Records from a data collection
========================

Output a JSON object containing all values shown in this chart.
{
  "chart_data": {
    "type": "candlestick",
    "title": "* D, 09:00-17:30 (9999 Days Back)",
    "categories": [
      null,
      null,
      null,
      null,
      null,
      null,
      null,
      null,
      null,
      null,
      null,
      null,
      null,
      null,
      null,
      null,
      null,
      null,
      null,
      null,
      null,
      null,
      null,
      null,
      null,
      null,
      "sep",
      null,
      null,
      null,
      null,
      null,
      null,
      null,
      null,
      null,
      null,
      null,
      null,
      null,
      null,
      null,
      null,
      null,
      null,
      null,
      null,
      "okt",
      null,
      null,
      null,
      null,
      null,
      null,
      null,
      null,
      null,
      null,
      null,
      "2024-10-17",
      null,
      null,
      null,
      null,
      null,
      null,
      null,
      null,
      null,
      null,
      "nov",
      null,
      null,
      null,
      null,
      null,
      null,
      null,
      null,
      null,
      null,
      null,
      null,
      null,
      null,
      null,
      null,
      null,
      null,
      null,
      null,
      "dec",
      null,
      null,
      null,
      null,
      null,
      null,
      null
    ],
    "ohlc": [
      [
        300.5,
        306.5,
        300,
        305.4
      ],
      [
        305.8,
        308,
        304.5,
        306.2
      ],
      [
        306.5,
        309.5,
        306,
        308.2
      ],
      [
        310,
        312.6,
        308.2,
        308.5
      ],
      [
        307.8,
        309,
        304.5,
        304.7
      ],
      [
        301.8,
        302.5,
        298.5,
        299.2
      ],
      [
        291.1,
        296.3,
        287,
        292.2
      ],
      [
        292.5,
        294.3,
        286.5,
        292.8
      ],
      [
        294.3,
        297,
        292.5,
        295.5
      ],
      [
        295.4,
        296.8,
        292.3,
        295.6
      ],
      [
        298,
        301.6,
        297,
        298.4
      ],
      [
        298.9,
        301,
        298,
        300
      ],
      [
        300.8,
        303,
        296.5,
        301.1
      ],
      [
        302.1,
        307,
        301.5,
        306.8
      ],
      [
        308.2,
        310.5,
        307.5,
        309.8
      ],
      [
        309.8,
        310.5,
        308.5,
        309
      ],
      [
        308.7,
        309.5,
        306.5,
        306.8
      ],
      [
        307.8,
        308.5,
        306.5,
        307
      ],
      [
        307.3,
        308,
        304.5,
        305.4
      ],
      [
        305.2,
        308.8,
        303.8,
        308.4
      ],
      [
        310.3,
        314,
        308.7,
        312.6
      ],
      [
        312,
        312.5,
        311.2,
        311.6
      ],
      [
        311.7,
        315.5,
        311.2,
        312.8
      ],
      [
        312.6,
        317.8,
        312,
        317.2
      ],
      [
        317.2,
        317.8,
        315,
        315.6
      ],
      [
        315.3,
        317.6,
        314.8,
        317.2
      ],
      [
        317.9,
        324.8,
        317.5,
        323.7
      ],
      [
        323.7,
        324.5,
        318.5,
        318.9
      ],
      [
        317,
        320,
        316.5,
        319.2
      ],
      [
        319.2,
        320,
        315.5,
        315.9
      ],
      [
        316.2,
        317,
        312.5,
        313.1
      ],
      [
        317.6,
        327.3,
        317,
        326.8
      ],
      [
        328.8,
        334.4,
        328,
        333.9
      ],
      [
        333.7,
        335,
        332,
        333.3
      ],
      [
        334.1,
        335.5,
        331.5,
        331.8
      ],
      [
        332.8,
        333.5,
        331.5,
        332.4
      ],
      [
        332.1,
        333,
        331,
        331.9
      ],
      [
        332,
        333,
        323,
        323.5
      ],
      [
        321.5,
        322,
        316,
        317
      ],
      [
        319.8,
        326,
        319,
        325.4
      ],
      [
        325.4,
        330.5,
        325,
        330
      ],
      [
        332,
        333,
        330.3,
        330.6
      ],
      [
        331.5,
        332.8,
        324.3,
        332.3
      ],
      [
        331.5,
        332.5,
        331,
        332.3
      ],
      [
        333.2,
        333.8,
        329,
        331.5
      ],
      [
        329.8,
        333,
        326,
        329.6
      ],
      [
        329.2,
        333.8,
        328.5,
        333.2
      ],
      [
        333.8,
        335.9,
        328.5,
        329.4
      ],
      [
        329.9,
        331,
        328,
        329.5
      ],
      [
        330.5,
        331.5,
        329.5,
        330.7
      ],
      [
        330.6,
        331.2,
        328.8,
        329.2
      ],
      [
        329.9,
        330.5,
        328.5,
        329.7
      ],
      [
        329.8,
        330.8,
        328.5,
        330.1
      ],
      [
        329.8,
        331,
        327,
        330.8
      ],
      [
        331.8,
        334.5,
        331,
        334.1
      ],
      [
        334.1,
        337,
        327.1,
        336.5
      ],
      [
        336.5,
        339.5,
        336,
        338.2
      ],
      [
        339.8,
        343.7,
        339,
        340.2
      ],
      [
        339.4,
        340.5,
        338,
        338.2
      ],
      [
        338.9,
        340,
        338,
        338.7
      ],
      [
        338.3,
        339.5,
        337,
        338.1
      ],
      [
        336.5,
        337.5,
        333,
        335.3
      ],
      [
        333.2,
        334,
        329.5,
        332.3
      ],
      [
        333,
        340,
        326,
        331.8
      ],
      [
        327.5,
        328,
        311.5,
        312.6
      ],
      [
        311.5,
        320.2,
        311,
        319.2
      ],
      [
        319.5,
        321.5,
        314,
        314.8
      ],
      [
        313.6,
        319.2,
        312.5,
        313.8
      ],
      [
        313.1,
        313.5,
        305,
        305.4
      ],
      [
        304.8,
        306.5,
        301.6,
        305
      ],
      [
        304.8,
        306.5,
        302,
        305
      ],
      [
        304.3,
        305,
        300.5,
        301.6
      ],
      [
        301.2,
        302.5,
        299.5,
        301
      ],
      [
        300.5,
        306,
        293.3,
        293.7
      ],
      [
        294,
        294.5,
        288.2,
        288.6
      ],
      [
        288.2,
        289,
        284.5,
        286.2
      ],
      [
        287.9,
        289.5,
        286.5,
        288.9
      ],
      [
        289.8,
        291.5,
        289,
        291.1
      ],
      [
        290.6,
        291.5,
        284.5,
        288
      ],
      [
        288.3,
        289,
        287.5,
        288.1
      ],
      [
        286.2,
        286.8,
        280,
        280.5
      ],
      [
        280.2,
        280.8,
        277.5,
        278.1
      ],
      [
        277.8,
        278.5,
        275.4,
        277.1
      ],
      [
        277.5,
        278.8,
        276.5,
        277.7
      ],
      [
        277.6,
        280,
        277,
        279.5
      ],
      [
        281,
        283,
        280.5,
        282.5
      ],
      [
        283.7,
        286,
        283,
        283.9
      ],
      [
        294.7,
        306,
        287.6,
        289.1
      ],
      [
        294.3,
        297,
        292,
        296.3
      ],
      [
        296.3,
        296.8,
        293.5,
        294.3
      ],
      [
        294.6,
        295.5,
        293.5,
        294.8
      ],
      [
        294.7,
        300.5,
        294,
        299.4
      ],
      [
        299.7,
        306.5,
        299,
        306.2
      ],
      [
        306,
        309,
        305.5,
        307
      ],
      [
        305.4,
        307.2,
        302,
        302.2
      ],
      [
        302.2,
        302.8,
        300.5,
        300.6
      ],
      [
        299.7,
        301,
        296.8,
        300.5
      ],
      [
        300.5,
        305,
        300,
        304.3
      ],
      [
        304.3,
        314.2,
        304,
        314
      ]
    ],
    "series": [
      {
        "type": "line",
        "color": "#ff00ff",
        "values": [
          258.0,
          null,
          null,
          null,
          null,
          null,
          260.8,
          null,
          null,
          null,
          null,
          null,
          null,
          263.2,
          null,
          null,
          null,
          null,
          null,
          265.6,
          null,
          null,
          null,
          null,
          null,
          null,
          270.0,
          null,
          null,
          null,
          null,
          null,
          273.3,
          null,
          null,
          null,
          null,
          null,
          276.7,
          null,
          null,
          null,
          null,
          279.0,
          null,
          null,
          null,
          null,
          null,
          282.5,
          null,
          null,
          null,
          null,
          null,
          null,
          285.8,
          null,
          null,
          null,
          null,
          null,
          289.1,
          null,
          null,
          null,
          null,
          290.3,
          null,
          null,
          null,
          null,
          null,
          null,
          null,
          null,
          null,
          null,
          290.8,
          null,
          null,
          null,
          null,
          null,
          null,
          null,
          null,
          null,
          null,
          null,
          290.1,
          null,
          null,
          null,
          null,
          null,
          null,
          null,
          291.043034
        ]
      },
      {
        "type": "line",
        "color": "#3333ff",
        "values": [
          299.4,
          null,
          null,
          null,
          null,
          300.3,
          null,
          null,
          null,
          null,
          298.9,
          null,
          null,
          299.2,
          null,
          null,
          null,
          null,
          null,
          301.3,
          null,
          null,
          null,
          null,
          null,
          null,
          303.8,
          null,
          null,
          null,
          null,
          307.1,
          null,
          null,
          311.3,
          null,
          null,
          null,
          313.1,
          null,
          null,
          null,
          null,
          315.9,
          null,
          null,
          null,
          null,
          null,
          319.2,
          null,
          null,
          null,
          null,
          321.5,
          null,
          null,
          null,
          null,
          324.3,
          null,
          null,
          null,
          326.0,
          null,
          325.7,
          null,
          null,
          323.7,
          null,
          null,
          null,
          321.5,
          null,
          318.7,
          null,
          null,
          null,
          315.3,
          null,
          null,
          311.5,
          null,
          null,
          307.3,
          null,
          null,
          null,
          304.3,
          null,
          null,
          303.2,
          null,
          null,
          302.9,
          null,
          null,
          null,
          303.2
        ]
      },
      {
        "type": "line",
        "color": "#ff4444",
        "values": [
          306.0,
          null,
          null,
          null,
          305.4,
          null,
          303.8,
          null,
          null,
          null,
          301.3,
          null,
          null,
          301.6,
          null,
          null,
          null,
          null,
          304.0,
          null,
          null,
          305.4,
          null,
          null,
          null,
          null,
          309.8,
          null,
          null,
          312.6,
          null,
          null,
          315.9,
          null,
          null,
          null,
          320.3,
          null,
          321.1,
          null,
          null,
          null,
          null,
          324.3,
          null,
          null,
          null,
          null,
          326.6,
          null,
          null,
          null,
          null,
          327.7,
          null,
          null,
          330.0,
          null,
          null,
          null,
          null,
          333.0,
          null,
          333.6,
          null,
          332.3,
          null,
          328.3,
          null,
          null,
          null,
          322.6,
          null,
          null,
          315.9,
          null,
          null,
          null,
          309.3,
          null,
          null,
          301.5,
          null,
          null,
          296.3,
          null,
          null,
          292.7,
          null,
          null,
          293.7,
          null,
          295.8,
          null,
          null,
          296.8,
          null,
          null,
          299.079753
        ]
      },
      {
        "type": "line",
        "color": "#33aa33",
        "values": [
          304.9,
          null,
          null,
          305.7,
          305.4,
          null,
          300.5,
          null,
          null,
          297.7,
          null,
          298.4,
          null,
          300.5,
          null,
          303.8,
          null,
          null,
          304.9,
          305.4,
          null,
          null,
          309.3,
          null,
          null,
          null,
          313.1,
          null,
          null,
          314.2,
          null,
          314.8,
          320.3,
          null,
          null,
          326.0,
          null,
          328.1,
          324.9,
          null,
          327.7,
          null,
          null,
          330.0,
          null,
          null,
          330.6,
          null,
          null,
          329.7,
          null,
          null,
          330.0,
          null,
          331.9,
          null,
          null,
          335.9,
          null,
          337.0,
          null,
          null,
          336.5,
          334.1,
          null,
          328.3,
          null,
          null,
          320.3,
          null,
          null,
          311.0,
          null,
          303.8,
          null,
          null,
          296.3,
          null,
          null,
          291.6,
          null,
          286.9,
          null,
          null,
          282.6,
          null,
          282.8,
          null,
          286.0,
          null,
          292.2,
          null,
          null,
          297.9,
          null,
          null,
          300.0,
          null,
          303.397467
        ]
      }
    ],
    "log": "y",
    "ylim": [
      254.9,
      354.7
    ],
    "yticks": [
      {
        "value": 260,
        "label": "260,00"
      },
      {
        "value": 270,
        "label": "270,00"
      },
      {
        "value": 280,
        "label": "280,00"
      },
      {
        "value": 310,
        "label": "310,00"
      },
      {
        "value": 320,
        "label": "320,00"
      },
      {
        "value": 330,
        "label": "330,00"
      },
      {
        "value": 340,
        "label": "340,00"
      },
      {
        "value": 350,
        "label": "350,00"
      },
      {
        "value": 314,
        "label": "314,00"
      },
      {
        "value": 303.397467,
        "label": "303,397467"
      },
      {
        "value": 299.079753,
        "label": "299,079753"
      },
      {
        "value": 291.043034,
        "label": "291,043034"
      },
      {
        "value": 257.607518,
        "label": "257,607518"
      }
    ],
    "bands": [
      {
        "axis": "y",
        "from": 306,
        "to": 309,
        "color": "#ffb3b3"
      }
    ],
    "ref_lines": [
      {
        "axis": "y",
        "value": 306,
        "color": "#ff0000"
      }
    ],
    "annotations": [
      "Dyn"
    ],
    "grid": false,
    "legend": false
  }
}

========================

*What the exercise asks*. Of all the lines in the data above, state how many include "color". Say only the number.

*Response for this exercise*. 6